■ Dataset entries:
## BEGIN

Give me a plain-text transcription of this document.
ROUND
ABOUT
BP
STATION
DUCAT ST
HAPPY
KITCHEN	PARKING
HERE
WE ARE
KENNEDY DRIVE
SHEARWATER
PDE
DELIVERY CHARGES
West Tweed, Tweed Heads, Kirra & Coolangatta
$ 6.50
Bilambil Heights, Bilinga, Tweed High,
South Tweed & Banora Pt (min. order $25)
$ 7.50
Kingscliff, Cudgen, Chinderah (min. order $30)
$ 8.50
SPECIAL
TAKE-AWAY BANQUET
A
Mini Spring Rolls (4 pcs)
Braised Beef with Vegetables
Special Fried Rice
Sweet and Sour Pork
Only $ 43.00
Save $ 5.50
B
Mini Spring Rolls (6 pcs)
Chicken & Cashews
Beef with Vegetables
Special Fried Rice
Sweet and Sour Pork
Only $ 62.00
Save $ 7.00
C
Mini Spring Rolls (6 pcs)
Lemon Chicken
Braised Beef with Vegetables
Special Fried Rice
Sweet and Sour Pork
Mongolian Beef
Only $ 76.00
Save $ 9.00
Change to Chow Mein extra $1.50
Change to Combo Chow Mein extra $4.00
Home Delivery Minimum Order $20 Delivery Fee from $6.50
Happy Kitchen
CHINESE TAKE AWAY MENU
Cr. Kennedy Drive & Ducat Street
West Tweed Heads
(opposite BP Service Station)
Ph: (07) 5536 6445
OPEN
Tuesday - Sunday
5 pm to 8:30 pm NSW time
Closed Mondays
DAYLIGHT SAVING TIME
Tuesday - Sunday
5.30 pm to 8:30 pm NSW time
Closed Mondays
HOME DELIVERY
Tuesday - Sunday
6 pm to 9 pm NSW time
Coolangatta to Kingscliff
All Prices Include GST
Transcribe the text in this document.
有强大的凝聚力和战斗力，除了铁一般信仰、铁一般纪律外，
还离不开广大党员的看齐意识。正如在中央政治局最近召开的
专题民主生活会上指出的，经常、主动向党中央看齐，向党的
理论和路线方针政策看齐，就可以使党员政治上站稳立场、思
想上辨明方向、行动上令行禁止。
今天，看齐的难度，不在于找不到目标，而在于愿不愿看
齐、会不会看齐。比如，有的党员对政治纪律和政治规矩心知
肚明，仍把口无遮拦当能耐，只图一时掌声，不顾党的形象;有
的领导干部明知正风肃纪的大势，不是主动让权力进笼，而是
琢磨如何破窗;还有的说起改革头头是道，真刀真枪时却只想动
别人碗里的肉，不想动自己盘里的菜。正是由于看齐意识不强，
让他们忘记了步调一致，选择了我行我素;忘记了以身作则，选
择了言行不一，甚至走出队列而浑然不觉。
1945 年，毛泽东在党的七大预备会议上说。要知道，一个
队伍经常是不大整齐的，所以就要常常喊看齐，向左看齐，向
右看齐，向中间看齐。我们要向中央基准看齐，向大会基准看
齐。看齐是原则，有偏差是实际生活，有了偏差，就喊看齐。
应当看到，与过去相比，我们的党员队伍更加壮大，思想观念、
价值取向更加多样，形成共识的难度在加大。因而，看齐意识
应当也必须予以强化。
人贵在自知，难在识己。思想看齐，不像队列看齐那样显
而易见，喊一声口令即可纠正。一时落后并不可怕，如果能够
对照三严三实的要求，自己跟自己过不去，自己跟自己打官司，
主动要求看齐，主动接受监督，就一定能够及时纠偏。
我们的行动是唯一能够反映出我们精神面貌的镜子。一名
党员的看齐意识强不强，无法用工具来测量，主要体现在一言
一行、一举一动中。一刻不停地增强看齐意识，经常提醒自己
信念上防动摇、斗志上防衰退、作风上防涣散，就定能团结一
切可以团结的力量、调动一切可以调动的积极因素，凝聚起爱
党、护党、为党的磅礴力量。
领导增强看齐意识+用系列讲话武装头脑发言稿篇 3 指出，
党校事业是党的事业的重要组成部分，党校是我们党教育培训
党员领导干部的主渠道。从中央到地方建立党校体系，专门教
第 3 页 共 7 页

## END

■ Work instructions:
Repeat all the records. Match each line exactly.

■ Written solution:
Give me a plain-text transcription of this document.
ROUND
ABOUT
BP
STATION
DUCAT ST
HAPPY
KITCHEN	PARKING
HERE
WE ARE
KENNEDY DRIVE
SHEARWATER
PDE
DELIVERY CHARGES
West Tweed, Tweed Heads, Kirra & Coolangatta
$ 6.50
Bilambil Heights, Bilinga, Tweed High,
South Tweed & Banora Pt (min. order $25)
$ 7.50
Kingscliff, Cudgen, Chinderah (min. order $30)
$ 8.50
SPECIAL
TAKE-AWAY BANQUET
A
Mini Spring Rolls (4 pcs)
Braised Beef with Vegetables
Special Fried Rice
Sweet and Sour Pork
Only $ 43.00
Save $ 5.50
B
Mini Spring Rolls (6 pcs)
Chicken & Cashews
Beef with Vegetables
Special Fried Rice
Sweet and Sour Pork
Only $ 62.00
Save $ 7.00
C
Mini Spring Rolls (6 pcs)
Lemon Chicken
Braised Beef with Vegetables
Special Fried Rice
Sweet and Sour Pork
Mongolian Beef
Only $ 76.00
Save $ 9.00
Change to Chow Mein extra $1.50
Change to Combo Chow Mein extra $4.00
Home Delivery Minimum Order $20 Delivery Fee from $6.50
Happy Kitchen
CHINESE TAKE AWAY MENU
Cr. Kennedy Drive & Ducat Street
West Tweed Heads
(opposite BP Service Station)
Ph: (07) 5536 6445
OPEN
Tuesday - Sunday
5 pm to 8:30 pm NSW time
Closed Mondays
DAYLIGHT SAVING TIME
Tuesday - Sunday
5.30 pm to 8:30 pm NSW time
Closed Mondays
HOME DELIVERY
Tuesday - Sunday
6 pm to 9 pm NSW time
Coolangatta to Kingscliff
All Prices Include GST
Transcribe the text in this document.
有强大的凝聚力和战斗力，除了铁一般信仰、铁一般纪律外，
还离不开广大党员的看齐意识。正如在中央政治局最近召开的
专题民主生活会上指出的，经常、主动向党中央看齐，向党的
理论和路线方针政策看齐，就可以使党员政治上站稳立场、思
想上辨明方向、行动上令行禁止。
今天，看齐的难度，不在于找不到目标，而在于愿不愿看
齐、会不会看齐。比如，有的党员对政治纪律和政治规矩心知
肚明，仍把口无遮拦当能耐，只图一时掌声，不顾党的形象;有
的领导干部明知正风肃纪的大势，不是主动让权力进笼，而是
琢磨如何破窗;还有的说起改革头头是道，真刀真枪时却只想动
别人碗里的肉，不想动自己盘里的菜。正是由于看齐意识不强，
让他们忘记了步调一致，选择了我行我素;忘记了以身作则，选
择了言行不一，甚至走出队列而浑然不觉。
1945 年，毛泽东在党的七大预备会议上说。要知道，一个
队伍经常是不大整齐的，所以就要常常喊看齐，向左看齐，向
右看齐，向中间看齐。我们要向中央基准看齐，向大会基准看
齐。看齐是原则，有偏差是实际生活，有了偏差，就喊看齐。
应当看到，与过去相比，我们的党员队伍更加壮大，思想观念、
价值取向更加多样，形成共识的难度在加大。因而，看齐意识
应当也必须予以强化。
人贵在自知，难在识己。思想看齐，不像队列看齐那样显
而易见，喊一声口令即可纠正。一时落后并不可怕，如果能够
对照三严三实的要求，自己跟自己过不去，自己跟自己打官司，
主动要求看齐，主动接受监督，就一定能够及时纠偏。
我们的行动是唯一能够反映出我们精神面貌的镜子。一名
党员的看齐意识强不强，无法用工具来测量，主要体现在一言
一行、一举一动中。一刻不停地增强看齐意识，经常提醒自己
信念上防动摇、斗志上防衰退、作风上防涣散，就定能团结一
切可以团结的力量、调动一切可以调动的积极因素，凝聚起爱
党、护党、为党的磅礴力量。
领导增强看齐意识+用系列讲话武装头脑发言稿篇 3 指出，
党校事业是党的事业的重要组成部分，党校是我们党教育培训
党员领导干部的主渠道。从中央到地方建立党校体系，专门教
第 3 页 共 7 页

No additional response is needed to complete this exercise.